* START Record list *

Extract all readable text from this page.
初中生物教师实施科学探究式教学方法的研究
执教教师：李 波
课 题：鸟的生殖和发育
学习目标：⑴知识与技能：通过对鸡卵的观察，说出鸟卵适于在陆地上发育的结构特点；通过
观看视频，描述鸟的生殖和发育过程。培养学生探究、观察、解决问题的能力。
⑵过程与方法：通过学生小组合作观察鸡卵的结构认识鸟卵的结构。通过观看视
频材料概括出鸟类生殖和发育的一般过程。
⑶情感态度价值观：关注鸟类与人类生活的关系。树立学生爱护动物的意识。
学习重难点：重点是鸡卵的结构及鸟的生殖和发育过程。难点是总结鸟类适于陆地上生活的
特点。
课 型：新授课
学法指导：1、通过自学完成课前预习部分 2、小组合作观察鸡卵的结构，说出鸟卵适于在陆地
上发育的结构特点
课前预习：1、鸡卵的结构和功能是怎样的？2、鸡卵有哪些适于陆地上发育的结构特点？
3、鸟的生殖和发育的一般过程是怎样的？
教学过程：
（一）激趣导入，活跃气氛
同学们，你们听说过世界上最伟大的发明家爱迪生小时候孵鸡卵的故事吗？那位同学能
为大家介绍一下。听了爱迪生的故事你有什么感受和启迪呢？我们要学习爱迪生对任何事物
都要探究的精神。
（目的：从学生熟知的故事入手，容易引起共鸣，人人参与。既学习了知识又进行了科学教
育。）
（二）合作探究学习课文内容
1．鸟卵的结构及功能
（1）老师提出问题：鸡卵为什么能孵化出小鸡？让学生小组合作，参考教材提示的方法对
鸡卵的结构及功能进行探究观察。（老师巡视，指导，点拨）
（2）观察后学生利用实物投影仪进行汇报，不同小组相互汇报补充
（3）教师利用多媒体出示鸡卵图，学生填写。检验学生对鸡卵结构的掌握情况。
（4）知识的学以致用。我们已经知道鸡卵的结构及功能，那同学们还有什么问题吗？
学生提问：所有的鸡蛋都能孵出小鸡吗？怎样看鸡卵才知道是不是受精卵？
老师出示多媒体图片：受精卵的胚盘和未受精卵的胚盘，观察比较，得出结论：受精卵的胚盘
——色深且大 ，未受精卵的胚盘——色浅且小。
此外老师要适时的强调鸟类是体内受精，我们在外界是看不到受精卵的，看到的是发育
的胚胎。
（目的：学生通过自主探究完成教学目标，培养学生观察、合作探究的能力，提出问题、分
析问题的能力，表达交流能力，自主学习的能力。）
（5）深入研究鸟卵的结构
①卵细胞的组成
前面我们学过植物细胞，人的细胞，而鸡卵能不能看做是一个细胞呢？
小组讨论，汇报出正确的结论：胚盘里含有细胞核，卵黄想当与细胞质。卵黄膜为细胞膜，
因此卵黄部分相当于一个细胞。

* END Record list *

**Given exercise**
The records above must be output exactly, in full.

**Result below**
Extract all readable text from this page.
初中生物教师实施科学探究式教学方法的研究
执教教师：李 波
课 题：鸟的生殖和发育
学习目标：⑴知识与技能：通过对鸡卵的观察，说出鸟卵适于在陆地上发育的结构特点；通过
观看视频，描述鸟的生殖和发育过程。培养学生探究、观察、解决问题的能力。
⑵过程与方法：通过学生小组合作观察鸡卵的结构认识鸟卵的结构。通过观看视
频材料概括出鸟类生殖和发育的一般过程。
⑶情感态度价值观：关注鸟类与人类生活的关系。树立学生爱护动物的意识。
学习重难点：重点是鸡卵的结构及鸟的生殖和发育过程。难点是总结鸟类适于陆地上生活的
特点。
课 型：新授课
学法指导：1、通过自学完成课前预习部分 2、小组合作观察鸡卵的结构，说出鸟卵适于在陆地
上发育的结构特点
课前预习：1、鸡卵的结构和功能是怎样的？2、鸡卵有哪些适于陆地上发育的结构特点？
3、鸟的生殖和发育的一般过程是怎样的？
教学过程：
（一）激趣导入，活跃气氛
同学们，你们听说过世界上最伟大的发明家爱迪生小时候孵鸡卵的故事吗？那位同学能
为大家介绍一下。听了爱迪生的故事你有什么感受和启迪呢？我们要学习爱迪生对任何事物
都要探究的精神。
（目的：从学生熟知的故事入手，容易引起共鸣，人人参与。既学习了知识又进行了科学教
育。）
（二）合作探究学习课文内容
1．鸟卵的结构及功能
（1）老师提出问题：鸡卵为什么能孵化出小鸡？让学生小组合作，参考教材提示的方法对
鸡卵的结构及功能进行探究观察。（老师巡视，指导，点拨）
（2）观察后学生利用实物投影仪进行汇报，不同小组相互汇报补充
（3）教师利用多媒体出示鸡卵图，学生填写。检验学生对鸡卵结构的掌握情况。
（4）知识的学以致用。我们已经知道鸡卵的结构及功能，那同学们还有什么问题吗？
学生提问：所有的鸡蛋都能孵出小鸡吗？怎样看鸡卵才知道是不是受精卵？
老师出示多媒体图片：受精卵的胚盘和未受精卵的胚盘，观察比较，得出结论：受精卵的胚盘
——色深且大 ，未受精卵的胚盘——色浅且小。
此外老师要适时的强调鸟类是体内受精，我们在外界是看不到受精卵的，看到的是发育
的胚胎。
（目的：学生通过自主探究完成教学目标，培养学生观察、合作探究的能力，提出问题、分
析问题的能力，表达交流能力，自主学习的能力。）
（5）深入研究鸟卵的结构
①卵细胞的组成
前面我们学过植物细胞，人的细胞，而鸡卵能不能看做是一个细胞呢？
小组讨论，汇报出正确的结论：胚盘里含有细胞核，卵黄想当与细胞质。卵黄膜为细胞膜，
因此卵黄部分相当于一个细胞。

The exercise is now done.